#### Task requirements:
Your answer should be a single number: the count of lines holding the word "network".

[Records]
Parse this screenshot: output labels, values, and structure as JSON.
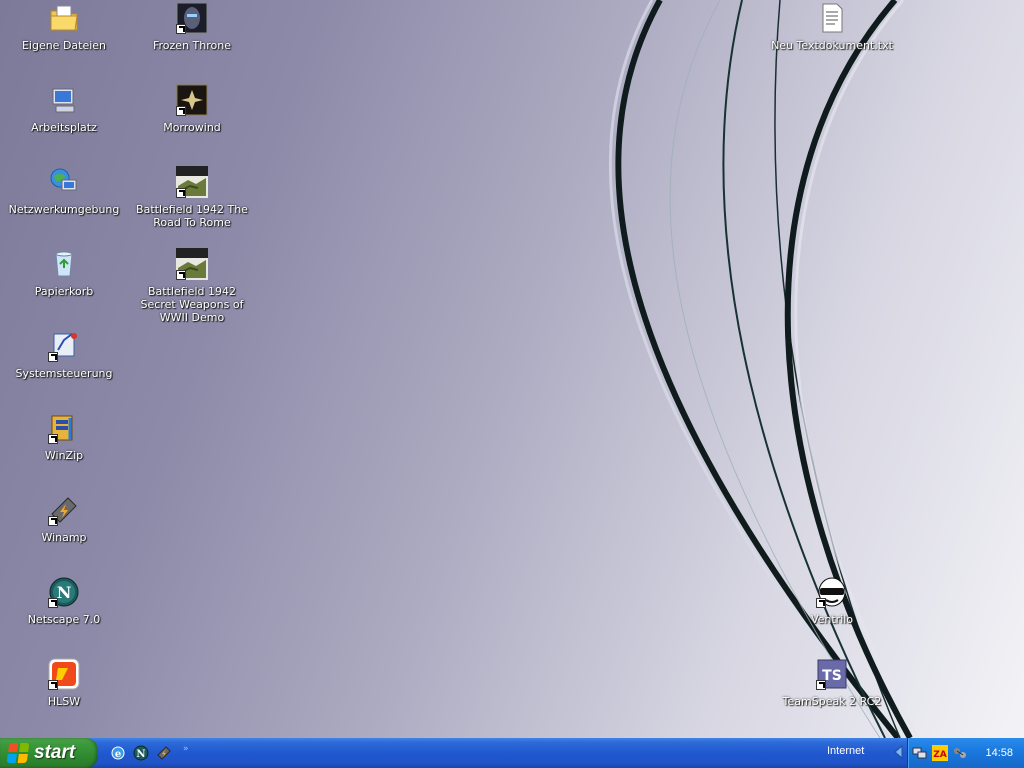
{
  "desktop": {
    "left_icons": [
      {
        "label": "Eigene Dateien",
        "icon": "my-documents-folder-icon"
      },
      {
        "label": "Arbeitsplatz",
        "icon": "my-computer-icon"
      },
      {
        "label": "Netzwerkumgebung",
        "icon": "network-places-icon"
      },
      {
        "label": "Papierkorb",
        "icon": "recycle-bin-icon"
      },
      {
        "label": "Systemsteuerung",
        "icon": "control-panel-icon"
      },
      {
        "label": "WinZip",
        "icon": "winzip-icon"
      },
      {
        "label": "Winamp",
        "icon": "winamp-icon"
      },
      {
        "label": "Netscape 7.0",
        "icon": "netscape-icon"
      },
      {
        "label": "HLSW",
        "icon": "hlsw-icon"
      }
    ],
    "middle_icons": [
      {
        "label": "Frozen Throne",
        "icon": "frozen-throne-icon"
      },
      {
        "label": "Morrowind",
        "icon": "morrowind-icon"
      },
      {
        "label": "Battlefield 1942 The Road To Rome",
        "icon": "battlefield-1942-icon"
      },
      {
        "label": "Battlefield 1942 Secret Weapons of WWII Demo",
        "icon": "battlefield-1942-icon"
      }
    ],
    "right_icons": [
      {
        "label": "Neu Textdokument.txt",
        "icon": "text-document-icon"
      },
      {
        "label": "Ventrilo",
        "icon": "ventrilo-icon"
      },
      {
        "label": "TeamSpeak 2 RC2",
        "icon": "teamspeak-icon"
      }
    ]
  },
  "taskbar": {
    "start_label": "start",
    "quick_launch": [
      "internet-explorer-icon",
      "netscape-icon",
      "winamp-icon"
    ],
    "toolbar_label": "Internet",
    "tray_icons": [
      "network-icon",
      "zonealarm-icon",
      "connection-icon"
    ],
    "clock": "14:58"
  }
}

#### Exercise solution:
2